## Task to carry out
Omit the images. Copy each entry word for word.

----

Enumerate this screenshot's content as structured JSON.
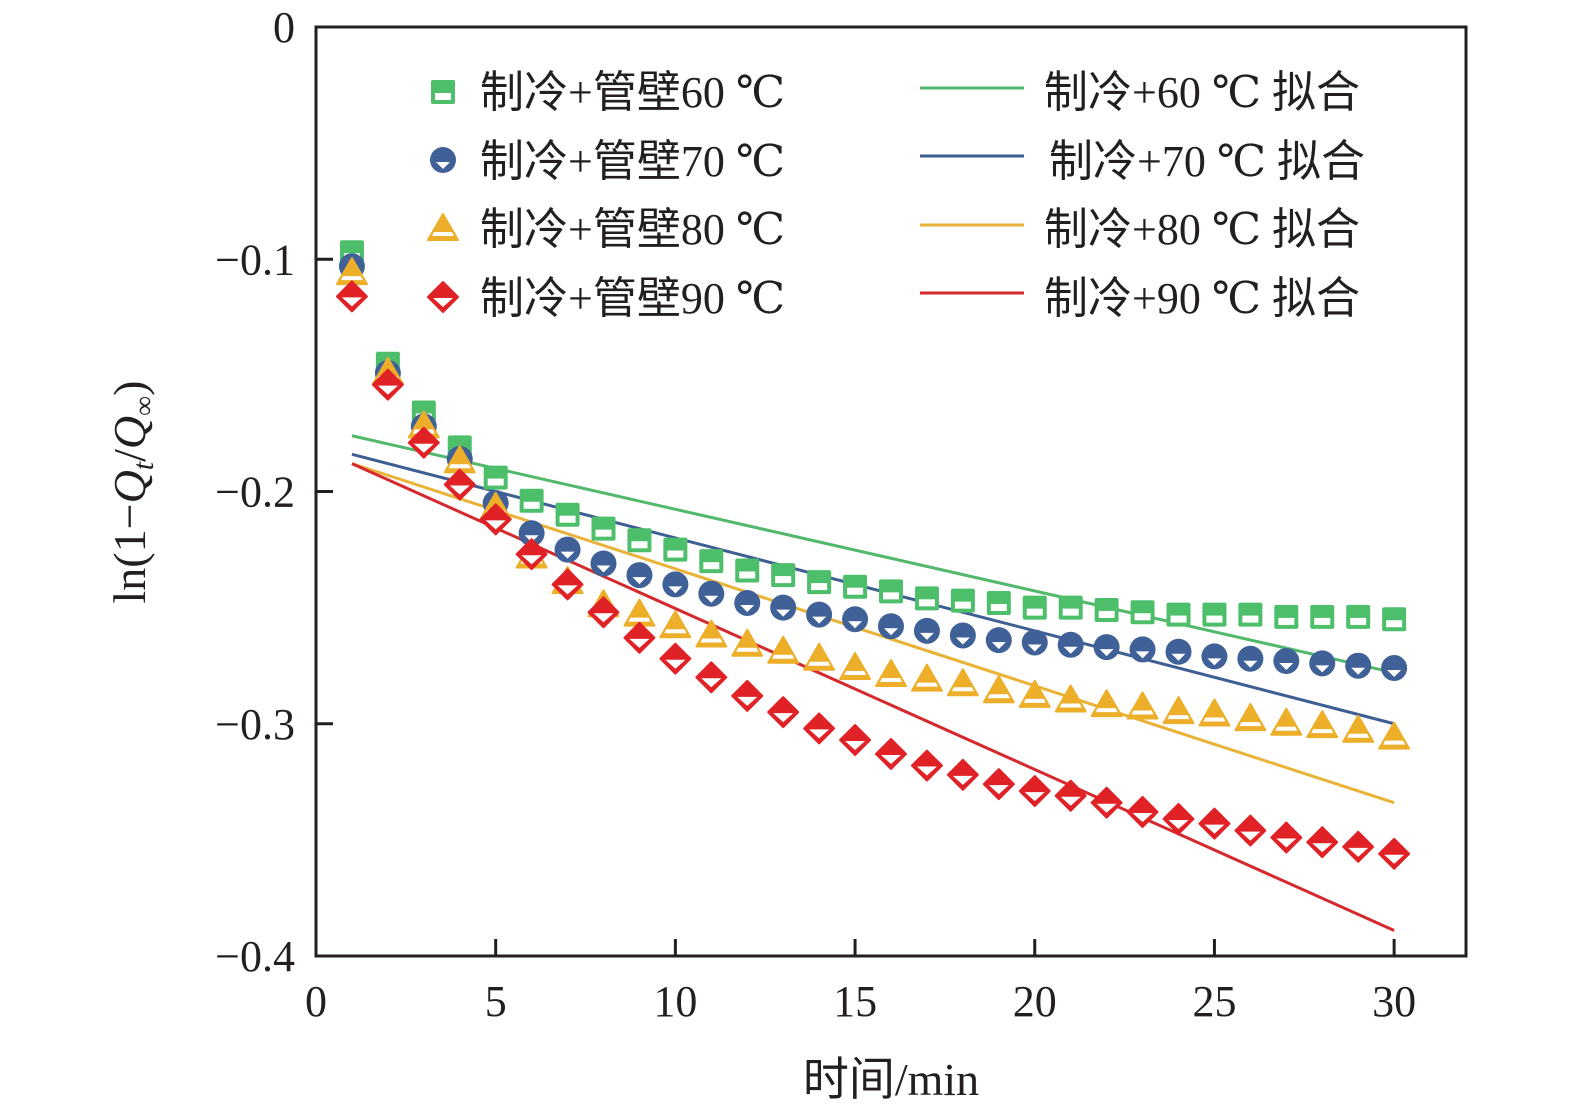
{
  "chart_data": {
    "type": "scatter",
    "title": "",
    "xlabel": "时间/min",
    "ylabel": {
      "prefix": "ln(1−",
      "q1": "Q",
      "sub1": "t",
      "slash": "/",
      "q2": "Q",
      "sub2": "∞",
      "suffix": ")"
    },
    "xlim": [
      0,
      32
    ],
    "ylim": [
      -0.4,
      0
    ],
    "xticks": [
      0,
      5,
      10,
      15,
      20,
      25,
      30
    ],
    "xtick_labels": [
      "0",
      "5",
      "10",
      "15",
      "20",
      "25",
      "30"
    ],
    "yticks": [
      0,
      -0.1,
      -0.2,
      -0.3,
      -0.4
    ],
    "ytick_labels": [
      "0",
      "−0.1",
      "−0.2",
      "−0.3",
      "−0.4"
    ],
    "grid": false,
    "legend_position": "top",
    "x": [
      1,
      2,
      3,
      4,
      5,
      6,
      7,
      8,
      9,
      10,
      11,
      12,
      13,
      14,
      15,
      16,
      17,
      18,
      19,
      20,
      21,
      22,
      23,
      24,
      25,
      26,
      27,
      28,
      29,
      30
    ],
    "series": [
      {
        "name": "制冷+管壁60 ℃",
        "marker": "square",
        "color": "#4dbf6b",
        "values": [
          -0.097,
          -0.145,
          -0.166,
          -0.181,
          -0.194,
          -0.204,
          -0.21,
          -0.216,
          -0.221,
          -0.225,
          -0.23,
          -0.234,
          -0.236,
          -0.239,
          -0.241,
          -0.243,
          -0.246,
          -0.247,
          -0.248,
          -0.25,
          -0.25,
          -0.251,
          -0.252,
          -0.253,
          -0.253,
          -0.253,
          -0.254,
          -0.254,
          -0.254,
          -0.255
        ]
      },
      {
        "name": "制冷+管壁70 ℃",
        "marker": "circle",
        "color": "#3f6197",
        "values": [
          -0.103,
          -0.149,
          -0.172,
          -0.186,
          -0.205,
          -0.218,
          -0.225,
          -0.231,
          -0.236,
          -0.24,
          -0.244,
          -0.248,
          -0.25,
          -0.253,
          -0.255,
          -0.258,
          -0.26,
          -0.262,
          -0.264,
          -0.265,
          -0.266,
          -0.267,
          -0.268,
          -0.269,
          -0.271,
          -0.272,
          -0.273,
          -0.274,
          -0.275,
          -0.276
        ]
      },
      {
        "name": "制冷+管壁80 ℃",
        "marker": "triangle",
        "color": "#edae2a",
        "values": [
          -0.106,
          -0.149,
          -0.172,
          -0.187,
          -0.207,
          -0.228,
          -0.239,
          -0.249,
          -0.253,
          -0.258,
          -0.262,
          -0.266,
          -0.269,
          -0.272,
          -0.276,
          -0.279,
          -0.281,
          -0.283,
          -0.286,
          -0.288,
          -0.29,
          -0.292,
          -0.293,
          -0.295,
          -0.296,
          -0.298,
          -0.3,
          -0.301,
          -0.303,
          -0.306
        ]
      },
      {
        "name": "制冷+管壁90 ℃",
        "marker": "diamond",
        "color": "#e02227",
        "values": [
          -0.116,
          -0.154,
          -0.179,
          -0.197,
          -0.212,
          -0.227,
          -0.24,
          -0.252,
          -0.263,
          -0.272,
          -0.28,
          -0.288,
          -0.295,
          -0.302,
          -0.307,
          -0.313,
          -0.318,
          -0.322,
          -0.326,
          -0.329,
          -0.331,
          -0.334,
          -0.338,
          -0.341,
          -0.343,
          -0.346,
          -0.349,
          -0.351,
          -0.353,
          -0.356
        ]
      }
    ],
    "fits": [
      {
        "name": "制冷+60 ℃ 拟合",
        "color": "#52b86b",
        "x": [
          1,
          30
        ],
        "values": [
          -0.176,
          -0.278
        ]
      },
      {
        "name": "制冷+70 ℃ 拟合",
        "color": "#3e5f94",
        "x": [
          1,
          30
        ],
        "values": [
          -0.184,
          -0.3
        ]
      },
      {
        "name": "制冷+80 ℃ 拟合",
        "color": "#e9b338",
        "x": [
          1,
          30
        ],
        "values": [
          -0.188,
          -0.334
        ]
      },
      {
        "name": "制冷+90 ℃ 拟合",
        "color": "#d42a2e",
        "x": [
          1,
          30
        ],
        "values": [
          -0.188,
          -0.389
        ]
      }
    ]
  }
}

----

## Exercise solution
Enumerate this screenshot's content as structured JSON.
{
  "chart_data": {
    "type": "scatter",
    "title": "",
    "xlabel": "时间/min",
    "ylabel": {
      "prefix": "ln(1−",
      "q1": "Q",
      "sub1": "t",
      "slash": "/",
      "q2": "Q",
      "sub2": "∞",
      "suffix": ")"
    },
    "xlim": [
      0,
      32
    ],
    "ylim": [
      -0.4,
      0
    ],
    "xticks": [
      0,
      5,
      10,
      15,
      20,
      25,
      30
    ],
    "xtick_labels": [
      "0",
      "5",
      "10",
      "15",
      "20",
      "25",
      "30"
    ],
    "yticks": [
      0,
      -0.1,
      -0.2,
      -0.3,
      -0.4
    ],
    "ytick_labels": [
      "0",
      "−0.1",
      "−0.2",
      "−0.3",
      "−0.4"
    ],
    "grid": false,
    "legend_position": "top",
    "x": [
      1,
      2,
      3,
      4,
      5,
      6,
      7,
      8,
      9,
      10,
      11,
      12,
      13,
      14,
      15,
      16,
      17,
      18,
      19,
      20,
      21,
      22,
      23,
      24,
      25,
      26,
      27,
      28,
      29,
      30
    ],
    "series": [
      {
        "name": "制冷+管壁60 ℃",
        "marker": "square",
        "color": "#4dbf6b",
        "values": [
          -0.097,
          -0.145,
          -0.166,
          -0.181,
          -0.194,
          -0.204,
          -0.21,
          -0.216,
          -0.221,
          -0.225,
          -0.23,
          -0.234,
          -0.236,
          -0.239,
          -0.241,
          -0.243,
          -0.246,
          -0.247,
          -0.248,
          -0.25,
          -0.25,
          -0.251,
          -0.252,
          -0.253,
          -0.253,
          -0.253,
          -0.254,
          -0.254,
          -0.254,
          -0.255
        ]
      },
      {
        "name": "制冷+管壁70 ℃",
        "marker": "circle",
        "color": "#3f6197",
        "values": [
          -0.103,
          -0.149,
          -0.172,
          -0.186,
          -0.205,
          -0.218,
          -0.225,
          -0.231,
          -0.236,
          -0.24,
          -0.244,
          -0.248,
          -0.25,
          -0.253,
          -0.255,
          -0.258,
          -0.26,
          -0.262,
          -0.264,
          -0.265,
          -0.266,
          -0.267,
          -0.268,
          -0.269,
          -0.271,
          -0.272,
          -0.273,
          -0.274,
          -0.275,
          -0.276
        ]
      },
      {
        "name": "制冷+管壁80 ℃",
        "marker": "triangle",
        "color": "#edae2a",
        "values": [
          -0.106,
          -0.149,
          -0.172,
          -0.187,
          -0.207,
          -0.228,
          -0.239,
          -0.249,
          -0.253,
          -0.258,
          -0.262,
          -0.266,
          -0.269,
          -0.272,
          -0.276,
          -0.279,
          -0.281,
          -0.283,
          -0.286,
          -0.288,
          -0.29,
          -0.292,
          -0.293,
          -0.295,
          -0.296,
          -0.298,
          -0.3,
          -0.301,
          -0.303,
          -0.306
        ]
      },
      {
        "name": "制冷+管壁90 ℃",
        "marker": "diamond",
        "color": "#e02227",
        "values": [
          -0.116,
          -0.154,
          -0.179,
          -0.197,
          -0.212,
          -0.227,
          -0.24,
          -0.252,
          -0.263,
          -0.272,
          -0.28,
          -0.288,
          -0.295,
          -0.302,
          -0.307,
          -0.313,
          -0.318,
          -0.322,
          -0.326,
          -0.329,
          -0.331,
          -0.334,
          -0.338,
          -0.341,
          -0.343,
          -0.346,
          -0.349,
          -0.351,
          -0.353,
          -0.356
        ]
      }
    ],
    "fits": [
      {
        "name": "制冷+60 ℃ 拟合",
        "color": "#52b86b",
        "x": [
          1,
          30
        ],
        "values": [
          -0.176,
          -0.278
        ]
      },
      {
        "name": "制冷+70 ℃ 拟合",
        "color": "#3e5f94",
        "x": [
          1,
          30
        ],
        "values": [
          -0.184,
          -0.3
        ]
      },
      {
        "name": "制冷+80 ℃ 拟合",
        "color": "#e9b338",
        "x": [
          1,
          30
        ],
        "values": [
          -0.188,
          -0.334
        ]
      },
      {
        "name": "制冷+90 ℃ 拟合",
        "color": "#d42a2e",
        "x": [
          1,
          30
        ],
        "values": [
          -0.188,
          -0.389
        ]
      }
    ]
  }
}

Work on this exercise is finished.